**Questions**
1. Answer these questions from the post on Camphill Communities:
(a) Whom do the Camphill Communities house?
(b) To whom at the BBC is the letter in the post addressed?
(c) On what platform did that person respond, and what did she say she understands?
2. Go on with the post on Camphill Communities from its last sentence.

[Source text]

The Camphill Communities are residential homes for adults with learning difficulties. Care for the residents is based, like other Anthroposophical organisations, upon the views and writings of Steiner and, because Steiner believed that people are reincarnated in a form that is a reward or outcome of their previous lifetime/s, it is not hard to see why vulnerable people should not be exposed, directly or indirectly to such dire ideas.

On the surface, Camphill Communities present themselves well as can be seen here But, as Andy Lewis points out on his Quackometer blog:

The physical body that you are incarnated into will depend on karma. That is, the beneficial or harmful effects you have on the world will revisit you as you reincarnate and determine the sort of physical existence you have. Steiner believed there was a hierarchy of existence that souls could inhabit, driven by karma.

Nearer the bottom of the spiritual hierarchy we can find animals such as fish and reptiles. Those animals with good karma will progress to become apes, Indians and finally Aryans – white and fair Germanic-Nordic humans.

Given that many Camphill residents might be suffering from a variety of disabilities, it would interesting to know what Steiner thought about disability. Here is Roger Rawlings selection of Steiner’s views on health and medicine – your jaw will drop reading this stuff.

In short, Radio 4’s love affair with Steiner, and the use of a Steiner organisation to end the tribute to Derek Cooper, as if somehow that visit was the pinnacle of his career, is a disgrace.

Below is my letter to the programme’s producer Sheila Dillon at the BBC via their complaints web-page.

Dear Sheila Dillon,

I have been listening to The Food Programme for many years and have always trusted and very much enjoyed the show. It is very sad for Derek Cooper’s family, friends and colleagues to have lost such a loved-one and I hope they accept my condolences. Yet it is also very difficult for PoC or people with disabilities to hear that the last piece of the tribute to Mr. Cooper was an uncritical and loathsome endorsement of Camphill Communities.

In addition to Steiner’s dangerous views on medicine (see ) and his views on race (see ) there is the general presumption by Anthroposophists that disability is the result of errors in a past life.

It might seem unsympathetic to complain about a programme at this sad time but for PoC and the disabled, Steiner’s attitude is as unacceptable as it gets. It seems to me that the BBC has used Mr. Cooper’s sad death to promote the disgraceful values of Anthroposophy on the basis that no one would dare complain. But I am sure that if Mr. Cooper’s family knew what was being promoted in his name, they would understand my concern.


Nick Nakorn

It’s so sad that a groundbreaking programme such as The Food Programme is so eager to embrace anti-science nonsense and promote inherantly racists ideologies – does that mean that all the other ‘facts’ they have broadcast over the years are equally suspect? It seems now that we are supposed to accept the ravings of a mad man as easily as we might accept proper peer-reviewed science.  Sheila Dillon’s profile on the BBC is really outstanding and I sincerely hope she simply didn’t know what Camphill was all about; we need voices about science we can trust.

Lets hope we get a reply.



It seems Sheila Dillon approves of Anthroposophy because, in response to me informing her about this blog piece on twitter, she has tweeted that she does indeed understand Steiner.  I hope she is mistaken and that she in fact doesn’t understand – at least then she could retract her support.   Here is an examples of recent Twitter activity around the issue I’ve raised.

[/Source text]
[Records supplied]

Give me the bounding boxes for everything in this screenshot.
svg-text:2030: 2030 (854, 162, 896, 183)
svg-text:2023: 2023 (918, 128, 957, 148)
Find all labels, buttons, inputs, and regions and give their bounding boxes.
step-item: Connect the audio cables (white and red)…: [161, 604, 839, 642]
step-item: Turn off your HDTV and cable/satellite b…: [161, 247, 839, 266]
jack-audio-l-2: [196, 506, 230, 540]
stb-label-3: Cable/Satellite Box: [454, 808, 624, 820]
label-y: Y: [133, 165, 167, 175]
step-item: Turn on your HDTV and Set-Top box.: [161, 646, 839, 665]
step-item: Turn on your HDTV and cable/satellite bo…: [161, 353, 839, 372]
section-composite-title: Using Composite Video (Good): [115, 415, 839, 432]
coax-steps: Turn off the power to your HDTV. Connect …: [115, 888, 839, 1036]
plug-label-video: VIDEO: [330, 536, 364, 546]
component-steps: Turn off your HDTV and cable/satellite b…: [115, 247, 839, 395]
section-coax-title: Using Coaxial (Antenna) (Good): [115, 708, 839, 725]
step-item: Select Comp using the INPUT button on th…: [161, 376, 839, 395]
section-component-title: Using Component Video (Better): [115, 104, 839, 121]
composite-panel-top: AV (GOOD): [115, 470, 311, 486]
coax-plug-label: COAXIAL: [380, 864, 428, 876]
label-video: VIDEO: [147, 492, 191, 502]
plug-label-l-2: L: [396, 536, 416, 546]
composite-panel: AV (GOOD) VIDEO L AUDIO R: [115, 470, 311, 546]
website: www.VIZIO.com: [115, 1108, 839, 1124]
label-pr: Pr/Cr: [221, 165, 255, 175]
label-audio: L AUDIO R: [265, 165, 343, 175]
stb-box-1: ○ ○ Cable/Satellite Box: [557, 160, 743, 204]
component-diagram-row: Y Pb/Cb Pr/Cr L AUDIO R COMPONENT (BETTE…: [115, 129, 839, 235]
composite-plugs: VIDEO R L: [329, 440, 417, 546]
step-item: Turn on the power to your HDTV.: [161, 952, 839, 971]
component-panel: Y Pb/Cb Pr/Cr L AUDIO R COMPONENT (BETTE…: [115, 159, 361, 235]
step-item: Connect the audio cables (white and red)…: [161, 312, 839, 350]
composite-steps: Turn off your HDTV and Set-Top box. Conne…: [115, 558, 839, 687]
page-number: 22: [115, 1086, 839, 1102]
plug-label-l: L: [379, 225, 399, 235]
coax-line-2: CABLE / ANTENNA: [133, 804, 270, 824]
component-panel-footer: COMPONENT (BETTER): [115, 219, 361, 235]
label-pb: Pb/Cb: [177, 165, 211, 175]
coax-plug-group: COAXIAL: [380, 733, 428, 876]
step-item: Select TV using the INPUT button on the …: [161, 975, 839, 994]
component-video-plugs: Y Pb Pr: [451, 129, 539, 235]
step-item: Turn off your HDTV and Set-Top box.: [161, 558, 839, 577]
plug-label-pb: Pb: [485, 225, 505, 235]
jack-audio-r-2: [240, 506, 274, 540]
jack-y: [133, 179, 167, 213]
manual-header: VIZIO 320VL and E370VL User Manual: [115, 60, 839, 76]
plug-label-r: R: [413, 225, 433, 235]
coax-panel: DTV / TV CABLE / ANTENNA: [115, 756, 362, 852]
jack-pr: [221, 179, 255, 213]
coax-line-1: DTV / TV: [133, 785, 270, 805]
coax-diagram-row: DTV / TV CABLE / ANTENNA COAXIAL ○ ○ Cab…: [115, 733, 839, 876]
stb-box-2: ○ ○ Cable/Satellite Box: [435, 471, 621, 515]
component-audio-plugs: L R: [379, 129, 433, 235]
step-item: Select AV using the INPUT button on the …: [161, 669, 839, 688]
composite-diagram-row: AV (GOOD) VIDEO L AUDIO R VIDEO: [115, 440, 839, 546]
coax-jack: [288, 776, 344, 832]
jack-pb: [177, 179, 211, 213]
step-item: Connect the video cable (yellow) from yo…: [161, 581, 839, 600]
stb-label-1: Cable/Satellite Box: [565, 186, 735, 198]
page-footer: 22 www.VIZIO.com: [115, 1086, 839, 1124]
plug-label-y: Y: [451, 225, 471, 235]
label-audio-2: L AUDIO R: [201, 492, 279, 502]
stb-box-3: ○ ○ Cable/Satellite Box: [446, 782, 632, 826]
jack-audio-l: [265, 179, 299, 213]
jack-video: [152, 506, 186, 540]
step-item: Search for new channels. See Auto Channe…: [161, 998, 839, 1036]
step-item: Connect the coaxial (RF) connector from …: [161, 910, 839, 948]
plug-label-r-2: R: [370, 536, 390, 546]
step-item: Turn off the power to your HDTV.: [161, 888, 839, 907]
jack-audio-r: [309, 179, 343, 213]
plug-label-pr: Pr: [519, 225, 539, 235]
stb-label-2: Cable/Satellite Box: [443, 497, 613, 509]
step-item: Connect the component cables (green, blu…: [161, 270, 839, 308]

[/Records supplied]

**Response list**
1.
(a) Adults with learning difficulties.
(b) Sheila Dillon, the programme's producer.
(c) Twitter; she said she does indeed understand Steiner.

2.
Dillon Tweets

As Dr. Calquhoun notes, Ms. Dillon should care about this. For more information about Camphill not written by Anthroposophists or their supporters, see:


I sincerely hope that senior staff at the BBC respond having read some of the many critiques of Anthroposophy available to them.


Here is the reply received a few days ago.

Dear Mr Nakorn

Reference CAS-2670448-KXS99D

Thanks for contacting us regarding ‘The Food Programme’ broadcast on the 21 April.

We understand you felt the programme contained an uncritical endorsement of Camphill Communities.

What was heard here was not a “promotion” or an “endorsement” of Camphill Communities in any way at all – it was simply a brief report on the little-known Botton Community in North Yorkshire and their approach to food.

It was simply explained at the outset what the philosophy is that the community follows, and it was explained how the community works, how many people are there, and what they do.

No judgement was passed on, and nothing was said by the BBC about the community or the philosophy they choose to follow – listeners were simply given the opportunity to hear from some of the community members themselves talk about what they do there, focusing on their growing and processing of food, hence the relevance to ‘The Food Programme’ of course.

As with absolutely any subject matter, it is for the individual to come to their own conclusions on anything they see or hear on the BBC, as you have demonstrated yourself here by providing us with your personal opinions on Steiner and Anthroposophy. It is not for the BBC to hold any opinion on either your views, the Botton Community, or Steiner and Anthroposophy because such things just aren’t relevant to what this brief programme segment was actually about. As explained, this was simply about hearing from a little-known community about their approach to food specifically, and as nothing else was relevant nothing else was mentioned here.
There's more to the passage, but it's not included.